## DATA IN THIS EXERCISE
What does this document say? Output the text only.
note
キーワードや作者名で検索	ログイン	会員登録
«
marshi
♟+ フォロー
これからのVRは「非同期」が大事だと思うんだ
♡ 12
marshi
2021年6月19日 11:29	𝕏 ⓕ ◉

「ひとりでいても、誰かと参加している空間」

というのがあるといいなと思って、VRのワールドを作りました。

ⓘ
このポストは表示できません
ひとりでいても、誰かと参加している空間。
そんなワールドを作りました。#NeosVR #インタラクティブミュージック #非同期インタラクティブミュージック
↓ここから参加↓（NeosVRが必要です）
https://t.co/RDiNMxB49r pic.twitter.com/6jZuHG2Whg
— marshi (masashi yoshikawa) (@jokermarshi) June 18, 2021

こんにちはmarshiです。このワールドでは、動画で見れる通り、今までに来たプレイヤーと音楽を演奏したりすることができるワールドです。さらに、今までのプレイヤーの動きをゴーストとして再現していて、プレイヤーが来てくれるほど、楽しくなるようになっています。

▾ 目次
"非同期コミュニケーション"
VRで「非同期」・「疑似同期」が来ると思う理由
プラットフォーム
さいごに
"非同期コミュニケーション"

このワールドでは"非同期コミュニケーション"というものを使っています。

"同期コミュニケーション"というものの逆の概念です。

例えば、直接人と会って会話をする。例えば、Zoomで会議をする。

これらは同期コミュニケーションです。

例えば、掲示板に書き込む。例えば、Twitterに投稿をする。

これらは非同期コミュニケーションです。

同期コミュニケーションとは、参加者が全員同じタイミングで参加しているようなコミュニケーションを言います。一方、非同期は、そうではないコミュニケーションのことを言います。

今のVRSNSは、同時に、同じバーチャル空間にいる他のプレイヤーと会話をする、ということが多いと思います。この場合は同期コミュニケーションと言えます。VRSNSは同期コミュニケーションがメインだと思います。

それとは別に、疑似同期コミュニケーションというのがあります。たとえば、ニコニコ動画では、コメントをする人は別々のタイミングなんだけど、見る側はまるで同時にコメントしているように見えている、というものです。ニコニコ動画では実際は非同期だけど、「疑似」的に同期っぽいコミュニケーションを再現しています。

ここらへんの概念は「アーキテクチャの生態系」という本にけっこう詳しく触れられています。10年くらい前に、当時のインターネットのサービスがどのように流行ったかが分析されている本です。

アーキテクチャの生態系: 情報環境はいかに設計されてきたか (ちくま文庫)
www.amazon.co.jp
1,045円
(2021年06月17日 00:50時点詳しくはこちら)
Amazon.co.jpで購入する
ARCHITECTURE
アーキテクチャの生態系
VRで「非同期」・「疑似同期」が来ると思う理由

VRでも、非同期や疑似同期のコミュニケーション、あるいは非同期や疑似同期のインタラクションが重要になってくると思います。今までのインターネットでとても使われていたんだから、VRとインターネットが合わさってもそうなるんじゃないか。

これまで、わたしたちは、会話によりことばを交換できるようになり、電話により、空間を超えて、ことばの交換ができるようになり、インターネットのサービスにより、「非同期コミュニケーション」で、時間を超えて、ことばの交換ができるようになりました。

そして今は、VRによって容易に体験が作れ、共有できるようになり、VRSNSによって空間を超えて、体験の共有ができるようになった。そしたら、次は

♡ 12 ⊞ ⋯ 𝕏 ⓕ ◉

## TASK DIRECTIONS
Find the string "誰かと参加している空間" in the entries above and return each line that holds it.

## RESULT BELOW
「ひとりでいても、誰かと参加している空間」
ひとりでいても、誰かと参加している空間。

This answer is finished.